- Applica quanto letto:
#1 Ricopia fedelmente il brano sulla proteina Igf2 e la memoria, tutto quello che va da “La proteina che” giù fino a “nelle sue disregolazioni.”.
#2 Prosegui il brano sulla proteina Igf2 e la memoria dal punto in cui si interrompe.

- Testo proposto:
******
La proteina che salva la memoria
Il fattore sierico Igf2 è stato per anni poco studiato e, soprattutto, inizialmente solo nella prospettiva del ruolo svolto nella crescita dei tessuti e, di conseguenza, anche per l’importanza che può avere nello sviluppo e nella soppressione dei tumori. A restare a lungo poco chiara, per gli scienziati, è stata in particolare la spiegazione del perché i livelli di questa proteina rimangano relativamente elevati, nel cervello, per tutta la vita dell’essere umano. Da quando è emerso il collegamento con la memoria, si sono però moltiplicati gli studi sul fattore volti a raccogliere informazioni sul ruolo unico che svolge nelle funzioni cerebrali e nelle sue disregolazioni.
Lo studio di Alberini “Igf2 nella memoria, disturbi dello sviluppo neurologico e malattie neurodegenerative” ha provato quindi ora a capire quali siano i disturbi collegati ad alterazioni della proteina, i meccanismi alla base degli effetti di Igf2 in questi contesti e soprattutto se vi siano malattie che possano beneficiare di trattamenti con la molecola. Ed è emerso, innanzitutto, che l’aumento di Igf2 nell’ippocampo, durante l’apprendimento, è fondamentale per la creazione di una memoria a lungo termine, che invece non si forma se si blocca questo aumento.
La memoria dei topi
Il modello concettuale dei meccanismi di azione di Igf2 nel sistema nervoso centrale, sano o malato, delineato dalla ricercatrice, formatasi all’Università di Pavia e ora responsabile di un laboratorio al Dipartimento di Neuroscienze della Mount Sinai School of Medicine di New York, si basa sugli studi effettuati su roditori, che hanno dimostrato, con la somministrazione della molecola, di ricordare più a lungo ed evitare situazioni di pericolo già vissute. La stessa Cristina Alberini ha fondato quindi una start-up per portare avanti le ricerche sul fattore di crescita insulino-simile nell’essere umano, per arrivare a dimostrare la sua efficacia di funzionamento ai fini di miglioramento della memoria anche nell’uomo.
******
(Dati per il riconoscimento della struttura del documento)

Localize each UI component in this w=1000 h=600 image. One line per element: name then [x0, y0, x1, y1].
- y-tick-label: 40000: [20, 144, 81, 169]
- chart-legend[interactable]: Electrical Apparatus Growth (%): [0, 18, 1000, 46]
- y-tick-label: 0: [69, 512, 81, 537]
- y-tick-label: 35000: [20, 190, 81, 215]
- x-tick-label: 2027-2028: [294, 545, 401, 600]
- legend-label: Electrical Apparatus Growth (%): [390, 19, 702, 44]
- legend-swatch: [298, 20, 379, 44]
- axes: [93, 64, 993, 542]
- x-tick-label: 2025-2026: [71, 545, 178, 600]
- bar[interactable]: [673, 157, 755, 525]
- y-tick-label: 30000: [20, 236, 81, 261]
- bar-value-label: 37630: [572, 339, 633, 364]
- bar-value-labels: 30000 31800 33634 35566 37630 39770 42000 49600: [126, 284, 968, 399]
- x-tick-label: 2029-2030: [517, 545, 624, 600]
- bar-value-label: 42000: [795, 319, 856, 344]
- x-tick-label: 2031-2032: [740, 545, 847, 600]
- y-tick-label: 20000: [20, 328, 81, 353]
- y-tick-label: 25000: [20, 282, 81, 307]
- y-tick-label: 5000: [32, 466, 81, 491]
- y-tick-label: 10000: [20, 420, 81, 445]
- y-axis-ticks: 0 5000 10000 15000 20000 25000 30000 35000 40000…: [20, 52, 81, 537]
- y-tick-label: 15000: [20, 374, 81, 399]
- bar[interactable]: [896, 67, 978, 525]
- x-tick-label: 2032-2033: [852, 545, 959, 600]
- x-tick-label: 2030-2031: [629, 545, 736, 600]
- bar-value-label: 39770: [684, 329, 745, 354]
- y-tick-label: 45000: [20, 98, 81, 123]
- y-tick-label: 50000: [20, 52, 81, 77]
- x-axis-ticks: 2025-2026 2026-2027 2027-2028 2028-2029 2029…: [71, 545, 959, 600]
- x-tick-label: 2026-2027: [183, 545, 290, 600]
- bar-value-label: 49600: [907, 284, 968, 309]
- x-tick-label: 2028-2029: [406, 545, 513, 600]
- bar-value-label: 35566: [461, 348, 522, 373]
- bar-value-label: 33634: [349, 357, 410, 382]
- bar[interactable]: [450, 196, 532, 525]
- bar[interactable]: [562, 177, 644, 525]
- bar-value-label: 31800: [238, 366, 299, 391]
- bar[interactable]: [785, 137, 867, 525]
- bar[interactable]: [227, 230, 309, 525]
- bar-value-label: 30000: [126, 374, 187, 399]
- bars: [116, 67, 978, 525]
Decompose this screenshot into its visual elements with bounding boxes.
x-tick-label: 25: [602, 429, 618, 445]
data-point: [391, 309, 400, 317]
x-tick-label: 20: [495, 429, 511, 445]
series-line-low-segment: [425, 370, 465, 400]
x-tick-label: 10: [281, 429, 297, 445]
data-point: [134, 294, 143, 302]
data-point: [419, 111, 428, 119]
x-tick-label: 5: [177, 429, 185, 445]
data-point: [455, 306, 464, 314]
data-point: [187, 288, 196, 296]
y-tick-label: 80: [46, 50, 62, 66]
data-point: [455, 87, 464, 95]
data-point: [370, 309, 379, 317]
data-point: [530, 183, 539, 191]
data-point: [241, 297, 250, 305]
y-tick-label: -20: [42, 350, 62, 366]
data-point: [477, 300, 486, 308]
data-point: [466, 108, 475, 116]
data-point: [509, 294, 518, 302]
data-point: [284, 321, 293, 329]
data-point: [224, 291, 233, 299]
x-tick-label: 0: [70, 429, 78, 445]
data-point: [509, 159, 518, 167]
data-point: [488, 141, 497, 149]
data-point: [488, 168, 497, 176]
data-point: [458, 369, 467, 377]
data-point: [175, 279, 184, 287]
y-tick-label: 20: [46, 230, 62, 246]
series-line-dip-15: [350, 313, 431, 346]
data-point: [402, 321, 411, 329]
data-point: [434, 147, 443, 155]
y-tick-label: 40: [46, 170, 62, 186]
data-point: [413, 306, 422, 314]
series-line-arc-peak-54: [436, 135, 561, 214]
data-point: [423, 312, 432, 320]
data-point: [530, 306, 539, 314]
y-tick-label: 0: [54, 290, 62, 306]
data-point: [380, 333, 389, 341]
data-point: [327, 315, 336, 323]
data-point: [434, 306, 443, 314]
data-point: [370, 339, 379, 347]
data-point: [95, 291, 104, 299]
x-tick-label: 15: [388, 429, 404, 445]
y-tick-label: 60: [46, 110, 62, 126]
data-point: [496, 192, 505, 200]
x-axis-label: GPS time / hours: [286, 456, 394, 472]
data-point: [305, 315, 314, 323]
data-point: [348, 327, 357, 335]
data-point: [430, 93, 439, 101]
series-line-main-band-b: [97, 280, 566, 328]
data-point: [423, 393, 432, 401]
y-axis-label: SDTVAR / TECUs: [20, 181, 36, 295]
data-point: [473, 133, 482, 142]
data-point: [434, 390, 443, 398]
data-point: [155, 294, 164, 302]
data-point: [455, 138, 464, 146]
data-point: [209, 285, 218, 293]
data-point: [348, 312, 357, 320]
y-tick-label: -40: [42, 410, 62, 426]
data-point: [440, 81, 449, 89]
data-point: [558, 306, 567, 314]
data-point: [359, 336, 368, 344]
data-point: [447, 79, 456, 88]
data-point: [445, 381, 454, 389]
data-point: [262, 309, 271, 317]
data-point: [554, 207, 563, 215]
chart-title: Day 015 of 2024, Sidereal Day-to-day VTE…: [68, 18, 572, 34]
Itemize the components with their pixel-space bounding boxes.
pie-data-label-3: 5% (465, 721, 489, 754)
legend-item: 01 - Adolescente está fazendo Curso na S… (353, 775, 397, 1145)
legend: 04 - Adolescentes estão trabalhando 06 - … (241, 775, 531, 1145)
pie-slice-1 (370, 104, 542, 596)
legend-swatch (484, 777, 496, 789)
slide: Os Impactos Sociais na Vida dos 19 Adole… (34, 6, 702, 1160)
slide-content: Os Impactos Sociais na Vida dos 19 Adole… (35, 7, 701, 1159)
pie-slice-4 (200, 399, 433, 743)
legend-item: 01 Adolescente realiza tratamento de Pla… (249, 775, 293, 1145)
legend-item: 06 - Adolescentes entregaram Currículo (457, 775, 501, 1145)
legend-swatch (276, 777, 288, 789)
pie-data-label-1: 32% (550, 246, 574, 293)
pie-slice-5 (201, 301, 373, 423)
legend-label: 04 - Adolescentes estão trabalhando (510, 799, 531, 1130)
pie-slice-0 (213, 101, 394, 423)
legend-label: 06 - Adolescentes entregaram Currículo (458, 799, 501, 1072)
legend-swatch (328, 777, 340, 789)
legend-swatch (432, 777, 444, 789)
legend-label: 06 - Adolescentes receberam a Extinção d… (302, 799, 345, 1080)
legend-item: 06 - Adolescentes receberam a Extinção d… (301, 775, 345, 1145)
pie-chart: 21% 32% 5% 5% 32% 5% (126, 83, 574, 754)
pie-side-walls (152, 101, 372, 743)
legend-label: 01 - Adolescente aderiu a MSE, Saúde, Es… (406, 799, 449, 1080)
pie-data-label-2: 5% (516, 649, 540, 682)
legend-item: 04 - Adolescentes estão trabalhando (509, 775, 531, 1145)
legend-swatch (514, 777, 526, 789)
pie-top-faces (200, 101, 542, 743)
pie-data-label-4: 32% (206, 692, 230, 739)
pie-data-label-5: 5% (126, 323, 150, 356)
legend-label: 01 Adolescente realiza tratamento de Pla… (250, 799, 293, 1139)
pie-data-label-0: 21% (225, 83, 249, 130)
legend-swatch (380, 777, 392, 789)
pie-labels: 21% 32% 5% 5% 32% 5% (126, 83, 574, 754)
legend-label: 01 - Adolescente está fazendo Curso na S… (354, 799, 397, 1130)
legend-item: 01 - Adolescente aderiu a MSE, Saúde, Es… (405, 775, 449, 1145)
******
- Risposte ai compiti:
#1
La proteina che salva la memoria
Il fattore sierico Igf2 è stato per anni poco studiato e, soprattutto, inizialmente solo nella prospettiva del ruolo svolto nella crescita dei tessuti e, di conseguenza, anche per l’importanza che può avere nello sviluppo e nella soppressione dei tumori. A restare a lungo poco chiara, per gli scienziati, è stata in particolare la spiegazione del perché i livelli di questa proteina rimangano relativamente elevati, nel cervello, per tutta la vita dell’essere umano. Da quando è emerso il collegamento con la memoria, si sono però moltiplicati gli studi sul fattore volti a raccogliere informazioni sul ruolo unico che svolge nelle funzioni cerebrali e nelle sue disregolazioni.

#2
Perché i risultati ottenuti nei topi sono davvero incoraggianti. “Igf2 – premette lo studio – è necessario per la formazione della memoria. L’aumento dei livelli di Igf2 migliora la memoria negli animali sani”. Questo, va chiarito, purché la proteina sia somministrata nelle fasi attive dell’apprendimento. “La sua somministrazione – prosegue – favorisce il potenziamento della memoria. L’aumento dei livelli inverte numerosi sintomi nei modelli di laboratorio di invecchiamento, disturbi dello sviluppo neurologico e malattie neurodegenerative”. “Con una semplice iniezione – riassume la studiosa – siamo in grado di creare memorie più forti e durature”.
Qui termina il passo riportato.